Stored dataset items:

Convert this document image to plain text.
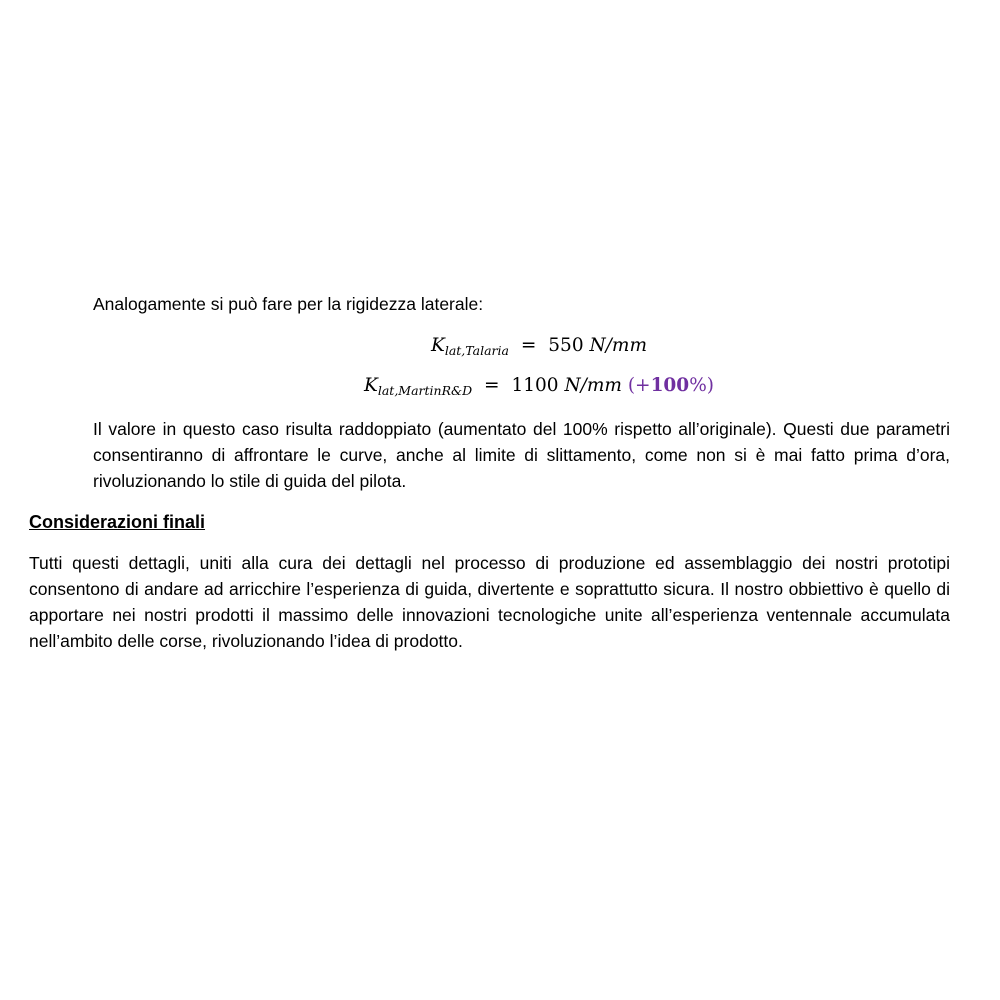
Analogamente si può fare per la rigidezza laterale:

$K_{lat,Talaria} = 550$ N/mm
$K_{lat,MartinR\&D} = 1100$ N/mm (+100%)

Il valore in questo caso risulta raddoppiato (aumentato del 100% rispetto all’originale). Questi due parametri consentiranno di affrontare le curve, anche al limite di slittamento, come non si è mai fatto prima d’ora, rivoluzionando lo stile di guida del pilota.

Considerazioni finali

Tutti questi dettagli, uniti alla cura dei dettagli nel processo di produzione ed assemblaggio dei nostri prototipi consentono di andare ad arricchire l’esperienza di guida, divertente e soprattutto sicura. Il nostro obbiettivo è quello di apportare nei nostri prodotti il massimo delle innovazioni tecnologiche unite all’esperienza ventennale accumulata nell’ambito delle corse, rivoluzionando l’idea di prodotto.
...
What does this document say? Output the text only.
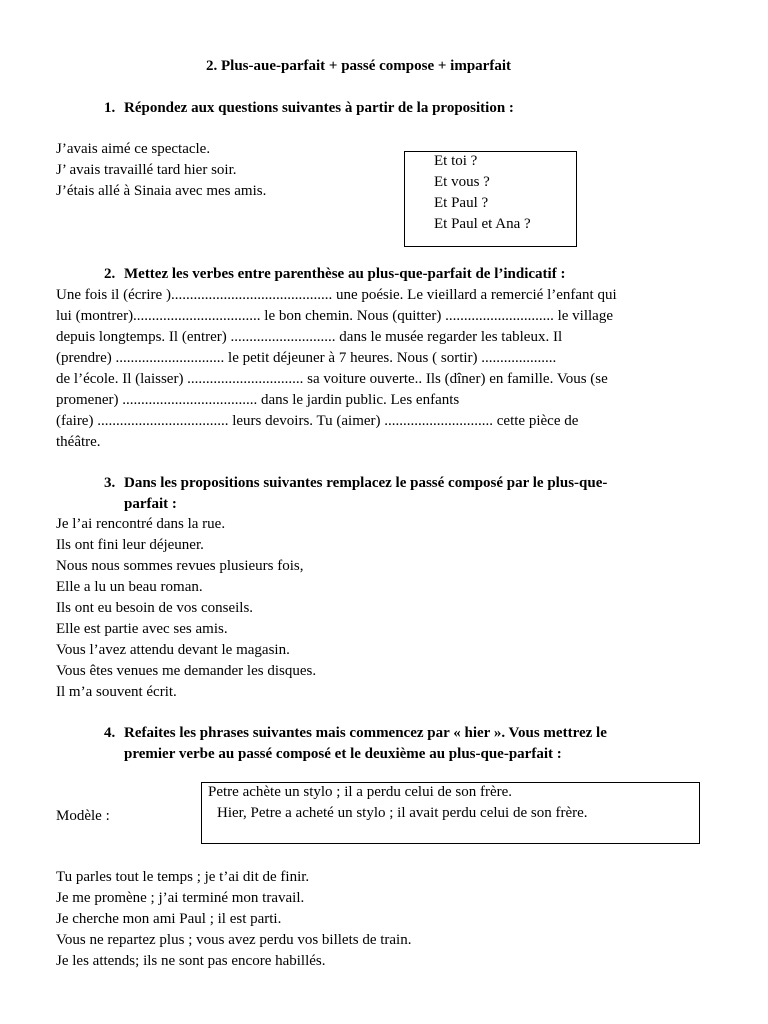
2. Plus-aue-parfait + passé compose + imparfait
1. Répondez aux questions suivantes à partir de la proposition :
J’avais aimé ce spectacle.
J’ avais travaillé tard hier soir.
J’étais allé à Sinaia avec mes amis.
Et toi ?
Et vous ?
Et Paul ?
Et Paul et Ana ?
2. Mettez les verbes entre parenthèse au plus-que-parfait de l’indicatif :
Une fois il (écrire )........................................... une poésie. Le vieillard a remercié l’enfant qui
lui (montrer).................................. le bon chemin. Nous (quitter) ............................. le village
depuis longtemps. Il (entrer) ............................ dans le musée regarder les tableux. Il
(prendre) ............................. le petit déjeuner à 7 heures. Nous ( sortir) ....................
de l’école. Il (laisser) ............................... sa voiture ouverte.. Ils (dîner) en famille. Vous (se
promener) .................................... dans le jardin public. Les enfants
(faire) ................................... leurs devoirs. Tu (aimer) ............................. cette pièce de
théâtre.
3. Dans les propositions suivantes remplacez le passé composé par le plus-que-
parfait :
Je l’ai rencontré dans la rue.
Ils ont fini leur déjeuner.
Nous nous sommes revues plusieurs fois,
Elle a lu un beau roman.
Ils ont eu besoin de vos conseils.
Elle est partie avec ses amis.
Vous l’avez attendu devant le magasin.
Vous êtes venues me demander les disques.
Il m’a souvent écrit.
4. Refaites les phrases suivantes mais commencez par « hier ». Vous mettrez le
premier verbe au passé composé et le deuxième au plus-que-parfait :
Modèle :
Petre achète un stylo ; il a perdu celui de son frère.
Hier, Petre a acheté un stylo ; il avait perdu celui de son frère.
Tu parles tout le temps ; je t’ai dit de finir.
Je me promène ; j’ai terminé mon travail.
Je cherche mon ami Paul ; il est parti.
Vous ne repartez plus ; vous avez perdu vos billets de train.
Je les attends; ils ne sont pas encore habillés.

* Request: List every line above containing the word "avais".

* Solution below:
J’avais aimé ce spectacle.
J’ avais travaillé tard hier soir.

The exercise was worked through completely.